Work to complete
Your task is to copy each line that has the word "content".

Collected data entries:
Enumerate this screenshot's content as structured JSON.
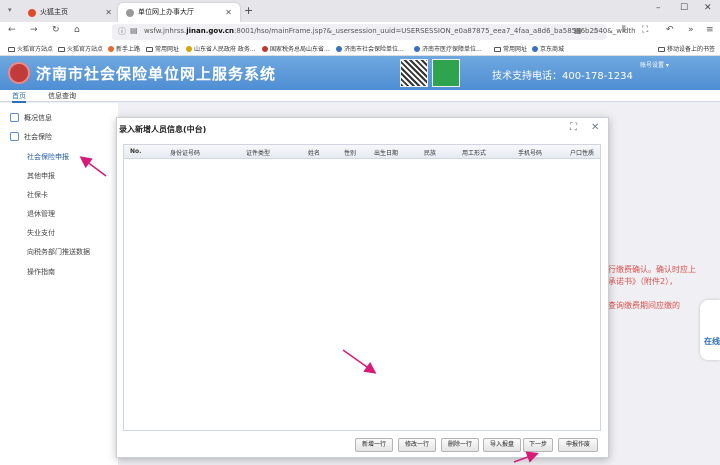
{
  "browser": {
    "tabs": [
      {
        "title": "火狐主页"
      },
      {
        "title": "单位网上办事大厅"
      }
    ],
    "url_prefix": "wsfw.jnhrss.",
    "url_domain": "jinan.gov.cn",
    "url_suffix": ":8001/hso/mainFrame.jsp?&_usersession_uuid=USERSESSION_e0a87875_eea7_4faa_a8d6_ba58586b2540&_width",
    "bookmarks": [
      "火狐官方站点",
      "火狐官方站点",
      "新手上路",
      "常用网址",
      "山东省人民政府 政务...",
      "国家税务总局山东省...",
      "济南市社会保险单位...",
      "济南市医疗保障单位...",
      "常用网址",
      "京东商城"
    ],
    "mobile_bookmarks": "移动设备上的书签"
  },
  "header": {
    "title": "济南市社会保险单位网上服务系统",
    "hotline": "技术支持电话：400-178-1234",
    "account": "账号设置 ▾"
  },
  "site_tabs": [
    "首页",
    "信息查询"
  ],
  "sidebar": {
    "groups": [
      {
        "label": "概况信息"
      },
      {
        "label": "社会保险"
      }
    ],
    "items": [
      "社会保险申报",
      "其他申报",
      "社保卡",
      "退休管理",
      "失业支付",
      "向税务部门推送数据",
      "操作指南"
    ]
  },
  "notice": {
    "line1": "进行缴费确认。确认时应上",
    "line2": "诺承诺书》（附件2），",
    "line3": "可查询缴费期间应缴的"
  },
  "float": {
    "label": "在线"
  },
  "modal": {
    "title": "录入新增人员信息(中台)",
    "columns": [
      "No.",
      "身份证号码",
      "证件类型",
      "姓名",
      "性别",
      "出生日期",
      "民族",
      "用工形式",
      "手机号码",
      "户口性质"
    ],
    "buttons": [
      "新增一行",
      "修改一行",
      "删除一行",
      "导入报盘",
      "下一步",
      "申报作废"
    ]
  },
  "colors": {
    "header_blue": "#4f8ed4",
    "accent_red": "#d9534f",
    "arrow_magenta": "#d81b78"
  }
}
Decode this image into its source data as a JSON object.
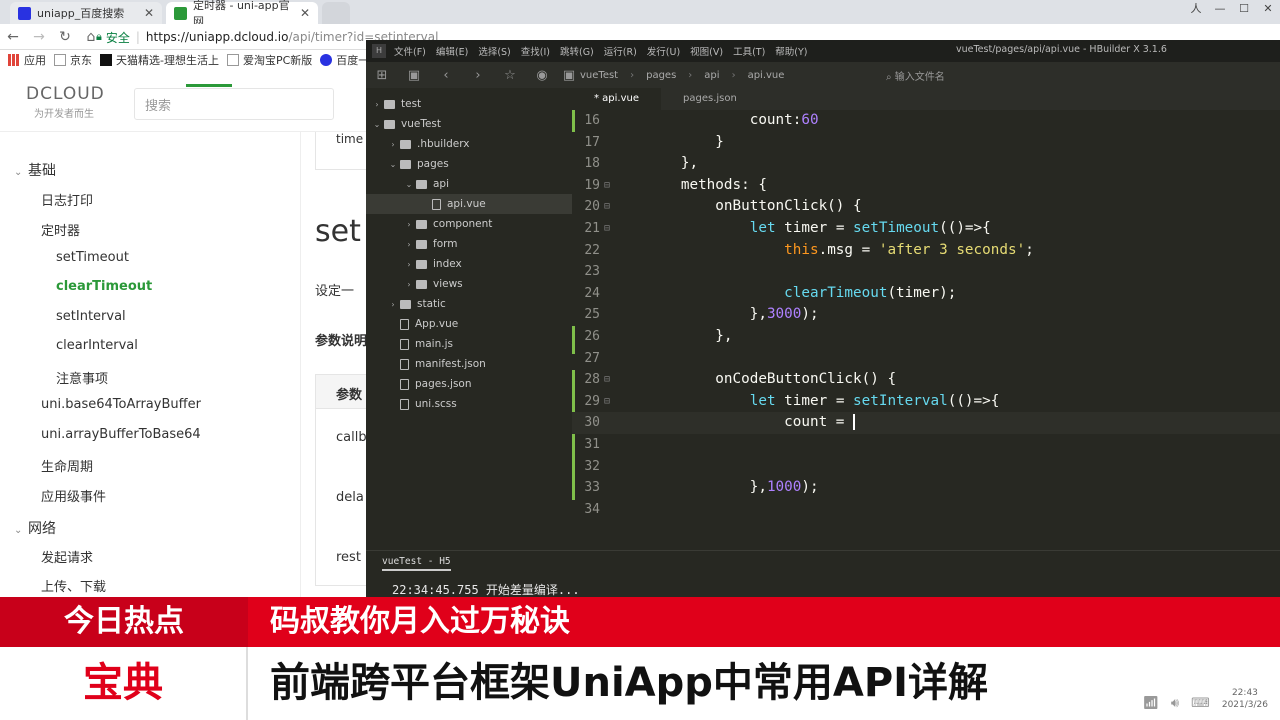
{
  "browser": {
    "tabs": [
      {
        "title": "uniapp_百度搜索",
        "favicon_color": "#2932e1"
      },
      {
        "title": "定时器 - uni-app官网",
        "favicon_color": "#2b9939"
      }
    ],
    "window_controls": [
      "人",
      "—",
      "☐",
      "✕"
    ],
    "address": {
      "secure_label": "安全",
      "host": "https://uniapp.dcloud.io",
      "path": "/api/timer?id=setinterval"
    },
    "bookmarks": [
      {
        "label": "应用",
        "icon": "apps-icon"
      },
      {
        "label": "京东",
        "icon": "page-icon"
      },
      {
        "label": "天猫精选-理想生活上",
        "icon": "tmall-icon"
      },
      {
        "label": "爱淘宝PC新版",
        "icon": "page-icon"
      },
      {
        "label": "百度一",
        "icon": "baidu-icon"
      }
    ]
  },
  "site": {
    "logo": "DCLOUD",
    "logo_sub": "为开发者而生",
    "search_placeholder": "搜索",
    "sidebar": [
      {
        "label": "基础",
        "level": 0,
        "group": true
      },
      {
        "label": "日志打印",
        "level": 1
      },
      {
        "label": "定时器",
        "level": 1
      },
      {
        "label": "setTimeout",
        "level": 2
      },
      {
        "label": "clearTimeout",
        "level": 2,
        "active": true
      },
      {
        "label": "setInterval",
        "level": 2
      },
      {
        "label": "clearInterval",
        "level": 2
      },
      {
        "label": "注意事项",
        "level": 2
      },
      {
        "label": "uni.base64ToArrayBuffer",
        "level": 1
      },
      {
        "label": "uni.arrayBufferToBase64",
        "level": 1
      },
      {
        "label": "生命周期",
        "level": 1
      },
      {
        "label": "应用级事件",
        "level": 1
      },
      {
        "label": "网络",
        "level": 0,
        "group": true
      },
      {
        "label": "发起请求",
        "level": 1
      },
      {
        "label": "上传、下载",
        "level": 1
      }
    ],
    "content": {
      "box_text": "time",
      "heading": "set",
      "desc": "设定一",
      "params_title": "参数说明",
      "table_header": "参数",
      "rows": [
        "callb",
        "dela",
        "rest"
      ]
    }
  },
  "hbuilder": {
    "menu": [
      "文件(F)",
      "编辑(E)",
      "选择(S)",
      "查找(I)",
      "跳转(G)",
      "运行(R)",
      "发行(U)",
      "视图(V)",
      "工具(T)",
      "帮助(Y)"
    ],
    "title": "vueTest/pages/api/api.vue - HBuilder X 3.1.6",
    "breadcrumb": [
      "vueTest",
      "pages",
      "api",
      "api.vue"
    ],
    "file_input_placeholder": "输入文件名",
    "tree": [
      {
        "label": "test",
        "depth": 0,
        "arrow": "›",
        "kind": "project"
      },
      {
        "label": "vueTest",
        "depth": 0,
        "arrow": "⌄",
        "kind": "project"
      },
      {
        "label": ".hbuilderx",
        "depth": 1,
        "arrow": "›",
        "kind": "folder"
      },
      {
        "label": "pages",
        "depth": 1,
        "arrow": "⌄",
        "kind": "folder"
      },
      {
        "label": "api",
        "depth": 2,
        "arrow": "⌄",
        "kind": "folder"
      },
      {
        "label": "api.vue",
        "depth": 3,
        "arrow": "",
        "kind": "file",
        "selected": true
      },
      {
        "label": "component",
        "depth": 2,
        "arrow": "›",
        "kind": "folder"
      },
      {
        "label": "form",
        "depth": 2,
        "arrow": "›",
        "kind": "folder"
      },
      {
        "label": "index",
        "depth": 2,
        "arrow": "›",
        "kind": "folder"
      },
      {
        "label": "views",
        "depth": 2,
        "arrow": "›",
        "kind": "folder"
      },
      {
        "label": "static",
        "depth": 1,
        "arrow": "›",
        "kind": "folder"
      },
      {
        "label": "App.vue",
        "depth": 1,
        "arrow": "",
        "kind": "file"
      },
      {
        "label": "main.js",
        "depth": 1,
        "arrow": "",
        "kind": "file"
      },
      {
        "label": "manifest.json",
        "depth": 1,
        "arrow": "",
        "kind": "file"
      },
      {
        "label": "pages.json",
        "depth": 1,
        "arrow": "",
        "kind": "file"
      },
      {
        "label": "uni.scss",
        "depth": 1,
        "arrow": "",
        "kind": "file"
      }
    ],
    "editor_tabs": [
      {
        "label": "* api.vue",
        "active": true
      },
      {
        "label": "pages.json",
        "active": false
      }
    ],
    "code": [
      {
        "n": "16",
        "fold": "",
        "html": "<span class='prop'>                count:</span><span class='num-lit'>60</span>"
      },
      {
        "n": "17",
        "fold": "",
        "html": "            }"
      },
      {
        "n": "18",
        "fold": "",
        "html": "        },"
      },
      {
        "n": "19",
        "fold": "⊟",
        "html": "        methods: {"
      },
      {
        "n": "20",
        "fold": "⊟",
        "html": "            onButtonClick() {"
      },
      {
        "n": "21",
        "fold": "⊟",
        "html": "                <span class='kw'>let</span> timer = <span class='fn'>setTimeout</span>(()=>{"
      },
      {
        "n": "22",
        "fold": "",
        "html": "                    <span class='this'>this</span>.msg = <span class='str'>'after 3 seconds'</span>;"
      },
      {
        "n": "23",
        "fold": "",
        "html": ""
      },
      {
        "n": "24",
        "fold": "",
        "html": "                    <span class='fn'>clearTimeout</span>(timer);"
      },
      {
        "n": "25",
        "fold": "",
        "html": "                },<span class='num-lit'>3000</span>);"
      },
      {
        "n": "26",
        "fold": "",
        "html": "            },"
      },
      {
        "n": "27",
        "fold": "",
        "html": ""
      },
      {
        "n": "28",
        "fold": "⊟",
        "html": "            onCodeButtonClick() {"
      },
      {
        "n": "29",
        "fold": "⊟",
        "html": "                <span class='kw'>let</span> timer = <span class='fn'>setInterval</span>(()=>{"
      },
      {
        "n": "30",
        "fold": "",
        "html": "                    count = <span class='cursor'></span>",
        "current": true
      },
      {
        "n": "31",
        "fold": "",
        "html": ""
      },
      {
        "n": "32",
        "fold": "",
        "html": ""
      },
      {
        "n": "33",
        "fold": "",
        "html": "                },<span class='num-lit'>1000</span>);"
      },
      {
        "n": "34",
        "fold": "",
        "html": ""
      }
    ],
    "console_tab": "vueTest - H5",
    "console_line": "22:34:45.755 开始差量编译..."
  },
  "banner": {
    "top_left": "今日热点",
    "top_right": "码叔教你月入过万秘诀",
    "bottom_left": "宝典",
    "bottom_right": "前端跨平台框架UniApp中常用API详解",
    "clock_time": "22:43",
    "clock_date": "2021/3/26"
  }
}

Result
Enumerate this screenshot's content as structured JSON.
    "content": {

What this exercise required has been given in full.